- _EXERCISE_
Find the string "grandma" in the data, then copy every line where it is found.

- _GIVEN ENTRIES_
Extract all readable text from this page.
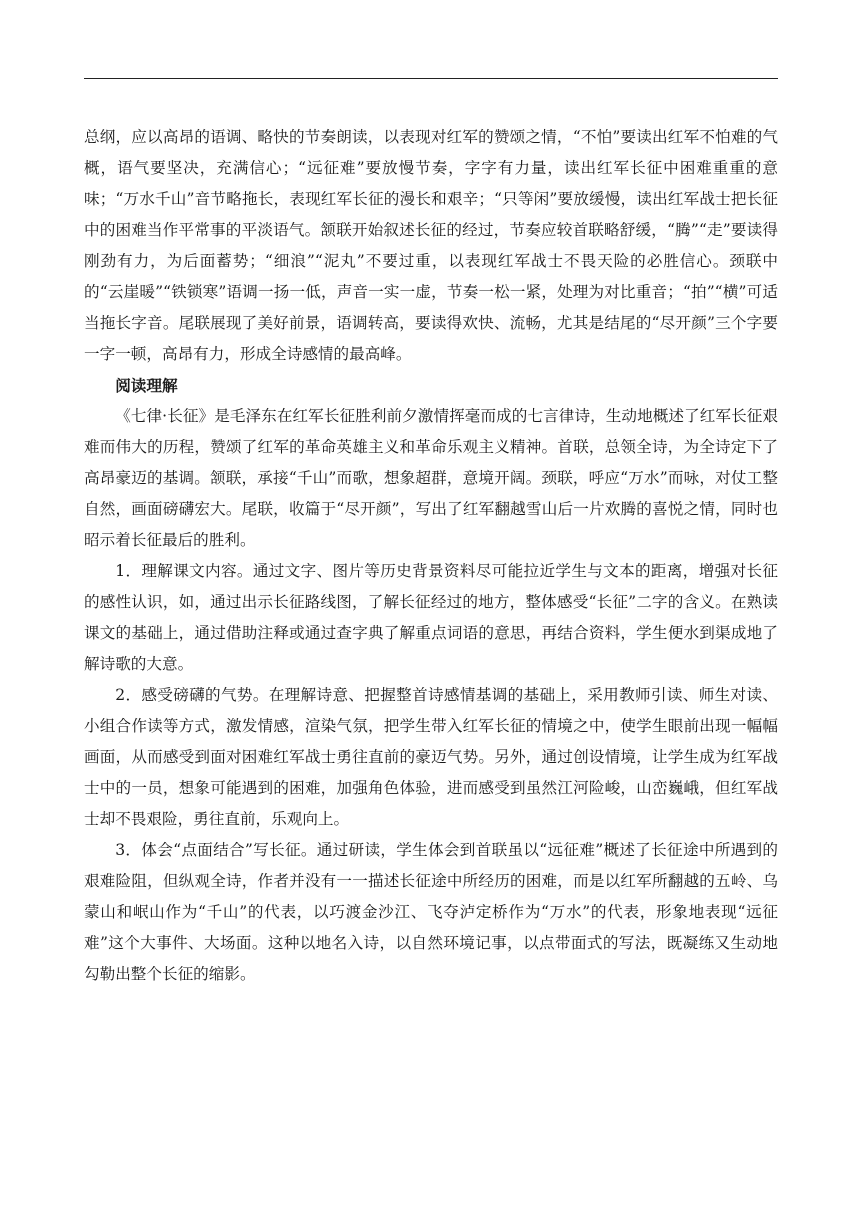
总纲，应以高昂的语调、略快的节奏朗读，以表现对红军的赞颂之情，“不怕”要读出红军不怕难的气概，语气要坚决，充满信心；“远征难”要放慢节奏，字字有力量，读出红军长征中困难重重的意味；“万水千山”音节略拖长，表现红军长征的漫长和艰辛；“只等闲”要放缓慢，读出红军战士把长征中的困难当作平常事的平淡语气。颔联开始叙述长征的经过，节奏应较首联略舒缓，“腾”“走”要读得刚劲有力，为后面蓄势；“细浪”“泥丸”不要过重，以表现红军战士不畏天险的必胜信心。颈联中的“云崖暖”“铁锁寒”语调一扬一低，声音一实一虚，节奏一松一紧，处理为对比重音；“拍”“横”可适当拖长字音。尾联展现了美好前景，语调转高，要读得欢快、流畅，尤其是结尾的“尽开颜”三个字要一字一顿，高昂有力，形成全诗感情的最高峰。

阅读理解

《七律·长征》是毛泽东在红军长征胜利前夕激情挥毫而成的七言律诗，生动地概述了红军长征艰难而伟大的历程，赞颂了红军的革命英雄主义和革命乐观主义精神。首联，总领全诗，为全诗定下了高昂豪迈的基调。颔联，承接“千山”而歌，想象超群，意境开阔。颈联，呼应“万水”而咏，对仗工整自然，画面磅礴宏大。尾联，收篇于“尽开颜”，写出了红军翻越雪山后一片欢腾的喜悦之情，同时也昭示着长征最后的胜利。

1．理解课文内容。通过文字、图片等历史背景资料尽可能拉近学生与文本的距离，增强对长征的感性认识，如，通过出示长征路线图，了解长征经过的地方，整体感受“长征”二字的含义。在熟读课文的基础上，通过借助注释或通过查字典了解重点词语的意思，再结合资料，学生便水到渠成地了解诗歌的大意。

2．感受磅礴的气势。在理解诗意、把握整首诗感情基调的基础上，采用教师引读、师生对读、小组合作读等方式，激发情感，渲染气氛，把学生带入红军长征的情境之中，使学生眼前出现一幅幅画面，从而感受到面对困难红军战士勇往直前的豪迈气势。另外，通过创设情境，让学生成为红军战士中的一员，想象可能遇到的困难，加强角色体验，进而感受到虽然江河险峻，山峦巍峨，但红军战士却不畏艰险，勇往直前，乐观向上。

3．体会“点面结合”写长征。通过研读，学生体会到首联虽以“远征难”概述了长征途中所遇到的艰难险阻，但纵观全诗，作者并没有一一描述长征途中所经历的困难，而是以红军所翻越的五岭、乌蒙山和岷山作为“千山”的代表，以巧渡金沙江、飞夺泸定桥作为“万水”的代表，形象地表现“远征难”这个大事件、大场面。这种以地名入诗，以自然环境记事，以点带面式的写法，既凝练又生动地勾勒出整个长征的缩影。
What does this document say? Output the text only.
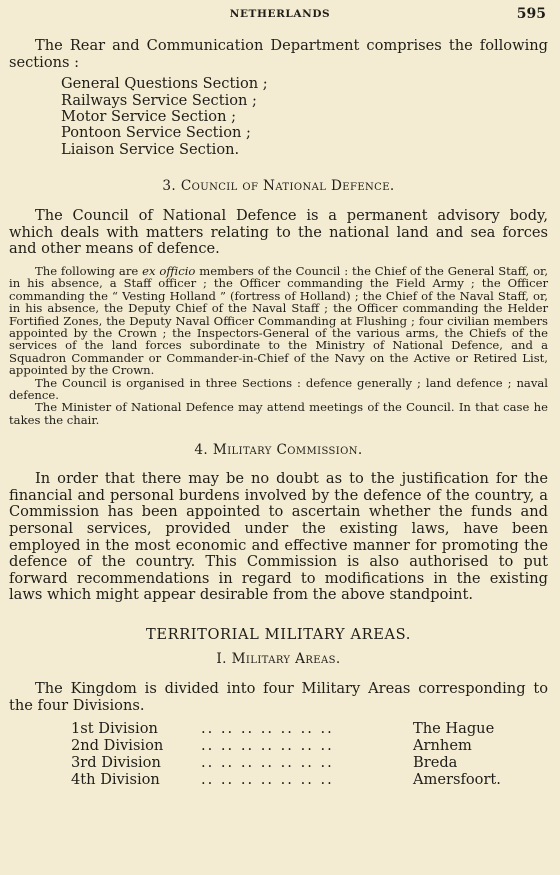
NETHERLANDS	595

The Rear and Communication Department comprises the following sections :

General Questions Section ;
Railways Service Section ;
Motor Service Section ;
Pontoon Service Section ;
Liaison Service Section.

3. Council of National Defence.

The Council of National Defence is a permanent advisory body, which deals with matters relating to the national land and sea forces and other means of defence.

The following are ex officio members of the Council : the Chief of the General Staff, or, in his absence, a Staff officer ; the Officer commanding the Field Army ; the Officer commanding the “ Vesting Holland ” (fortress of Holland) ; the Chief of the Naval Staff, or, in his absence, the Deputy Chief of the Naval Staff ; the Officer commanding the Helder Fortified Zones, the Deputy Naval Officer Commanding at Flushing ; four civilian members appointed by the Crown ; the Inspectors-General of the various arms, the Chiefs of the services of the land forces subordinate to the Ministry of National Defence, and a Squadron Commander or Commander-in-Chief of the Navy on the Active or Retired List, appointed by the Crown.

The Council is organised in three Sections : defence generally ; land defence ; naval defence.

The Minister of National Defence may attend meetings of the Council. In that case he takes the chair.

4. Military Commission.

In order that there may be no doubt as to the justification for the financial and personal burdens involved by the defence of the country, a Commission has been appointed to ascertain whether the funds and personal services, provided under the existing laws, have been employed in the most economic and effective manner for promoting the defence of the country. This Commission is also authorised to put forward recommendations in regard to modifications in the existing laws which might appear desirable from the above standpoint.

TERRITORIAL MILITARY AREAS.

I. Military Areas.

The Kingdom is divided into four Military Areas corresponding to the four Divisions.

1st Division	.. .. .. .. .. .. ..	The Hague
2nd Division	.. .. .. .. .. .. ..	Arnhem
3rd Division	.. .. .. .. .. .. ..	Breda
4th Division	.. .. .. .. .. .. ..	Amersfoort.
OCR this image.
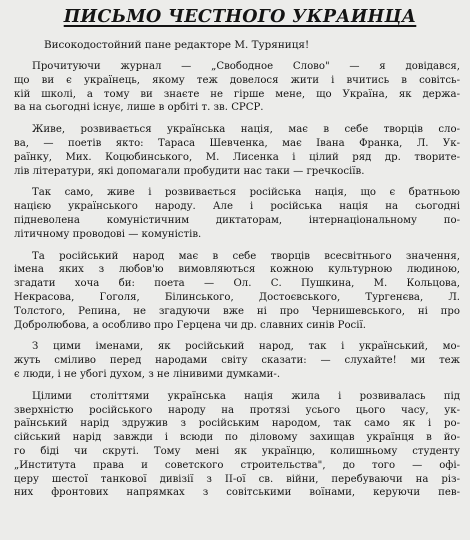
ПИСЬМО ЧЕСТНОГО УКРАИНЦА
Високодостойний пане редакторе М. Туряниця!
Прочитуючи журнал — „Свободное Слово" — я довідався,
що ви є українець, якому теж довелося жити і вчитись в совітсь-
кій школі, а тому ви знаєте не гірше мене, що Україна, як держа-
ва на сьогодні існує, лише в орбіті т. зв. СРСР.
Живе, розвивається українська нація, має в себе творців сло-
ва, — поетів якто: Тараса Шевченка, має Івана Франка, Л. Ук-
раїнку, Мих. Коцюбинського, М. Лисенка і цілий ряд др. творите-
лів літератури, які допомагали пробудити нас таки — гречкосіїв.
Так само, живе і розвивається російська нація, що є братньою
нацією українського народу. Але і російська нація на сьогодні
підневолена комуністичним диктаторам, інтернаціональному по-
літичному проводові — комуністів.
Та російський народ має в себе творців всесвітнього значення,
імена яких з любов'ю вимовляються кожною культурною людиною,
згадати хоча би: поета — Ол. С. Пушкина, М. Кольцова,
Некрасова, Гоголя, Білинського, Достоєвського, Тургенєва, Л.
Толстого, Репина, не згадуючи вже ні про Чернишевського, ні про
Добролюбова, а особливо про Герцена чи др. славних синів Росії.
З цими іменами, як російський народ, так і український, мо-
жуть сміливо перед народами світу сказати: — слухайте! ми теж
є люди, і не убогі духом, з не лінивими думками-.
Цілими століттями українська нація жила і розвивалась під
зверхністю російського народу на протязі усього цього часу, ук-
раїнський нарід здружив з російським народом, так само як і ро-
сійський нарід завжди і всюди по діловому захищав українця в йо-
го біді чи скруті. Тому мені як українцю, колишньому студенту
„Института права и советского строительства", до того — офі-
церу шестої танкової дивізії з ІІ-ої св. війни, перебуваючи на різ-
них фронтових напрямках з совітськими воїнами, керуючи пев-
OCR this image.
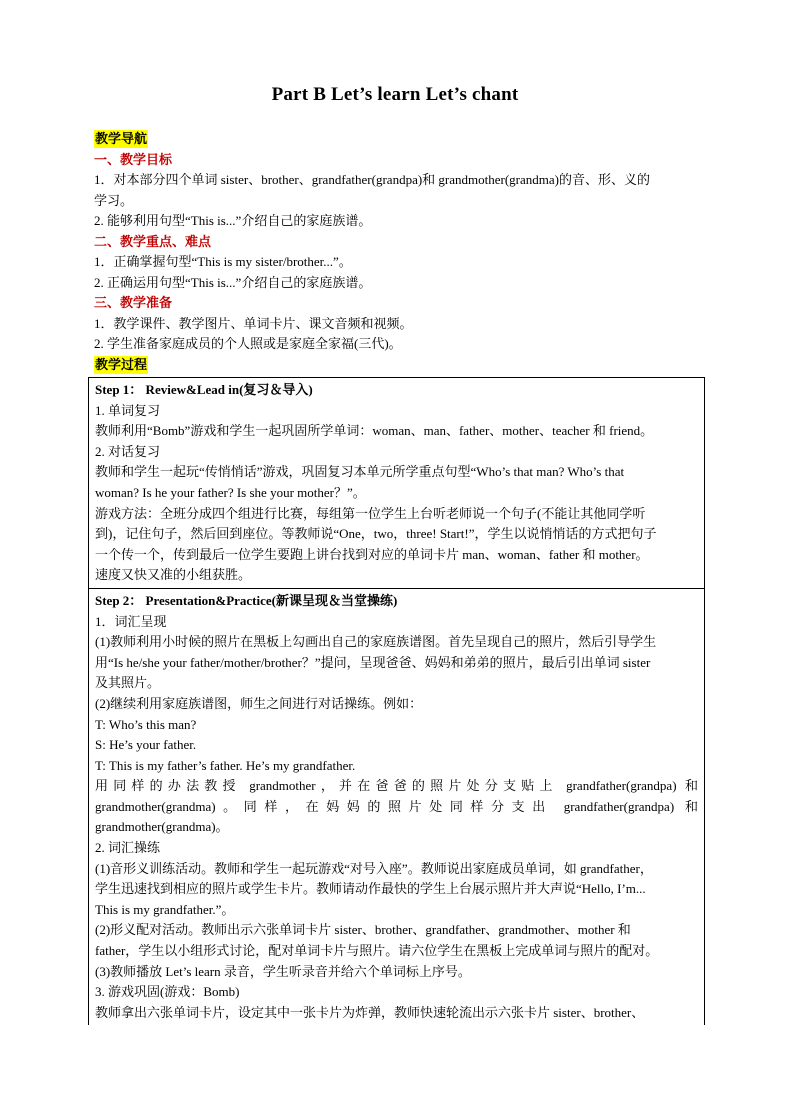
Part B Let’s learn Let’s chant
教学导航
一、教学目标
1．对本部分四个单词 sister、brother、grandfather(grandpa)和 grandmother(grandma)的音、形、义的
学习。
2. 能够利用句型“This is...”介绍自己的家庭族谱。
二、教学重点、难点
1．正确掌握句型“This is my sister/brother...”。
2. 正确运用句型“This is...”介绍自己的家庭族谱。
三、教学准备
1．教学课件、教学图片、单词卡片、课文音频和视频。
2. 学生准备家庭成员的个人照或是家庭全家福(三代)。
教学过程
Step 1： Review&Lead in(复习＆导入)
1. 单词复习
教师利用“Bomb”游戏和学生一起巩固所学单词：woman、man、father、mother、teacher 和 friend。
2. 对话复习
教师和学生一起玩“传悄悄话”游戏，巩固复习本单元所学重点句型“Who’s that man? Who’s that
woman? Is he your father? Is she your mother？”。
游戏方法：全班分成四个组进行比赛，每组第一位学生上台听老师说一个句子(不能让其他同学听
到)，记住句子，然后回到座位。等教师说“One，two，three! Start!”，学生以说悄悄话的方式把句子
一个传一个，传到最后一位学生要跑上讲台找到对应的单词卡片 man、woman、father 和 mother。
速度又快又准的小组获胜。
Step 2： Presentation&Practice(新课呈现＆当堂操练)
1．词汇呈现
(1)教师利用小时候的照片在黑板上勾画出自己的家庭族谱图。首先呈现自己的照片，然后引导学生
用“Is he/she your father/mother/brother？”提问，呈现爸爸、妈妈和弟弟的照片，最后引出单词 sister
及其照片。
(2)继续利用家庭族谱图，师生之间进行对话操练。例如：
T: Who’s this man?
S: He’s your father.
T: This is my father’s father. He’s my grandfather.
用同样的办法教授 grandmother，并在爸爸的照片处分支贴上 grandfather(grandpa) 和
grandmother(grandma)。同样，在妈妈的照片处同样分支出 grandfather(grandpa) 和
grandmother(grandma)。
2. 词汇操练
(1)音形义训练活动。教师和学生一起玩游戏“对号入座”。教师说出家庭成员单词，如 grandfather，
学生迅速找到相应的照片或学生卡片。教师请动作最快的学生上台展示照片并大声说“Hello, I’m...
This is my grandfather.”。
(2)形义配对活动。教师出示六张单词卡片 sister、brother、grandfather、grandmother、mother 和
father，学生以小组形式讨论，配对单词卡片与照片。请六位学生在黑板上完成单词与照片的配对。
(3)教师播放 Let’s learn 录音，学生听录音并给六个单词标上序号。
3. 游戏巩固(游戏：Bomb)
教师拿出六张单词卡片，设定其中一张卡片为炸弹，教师快速轮流出示六张卡片 sister、brother、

- _RESULT_
1．对本部分四个单词 sister、brother、grandfather(grandpa)和 grandmother(grandma)的音、形、义的
grandmother(grandma)。同样，在妈妈的照片处同样分支出 grandfather(grandpa) 和
grandmother(grandma)。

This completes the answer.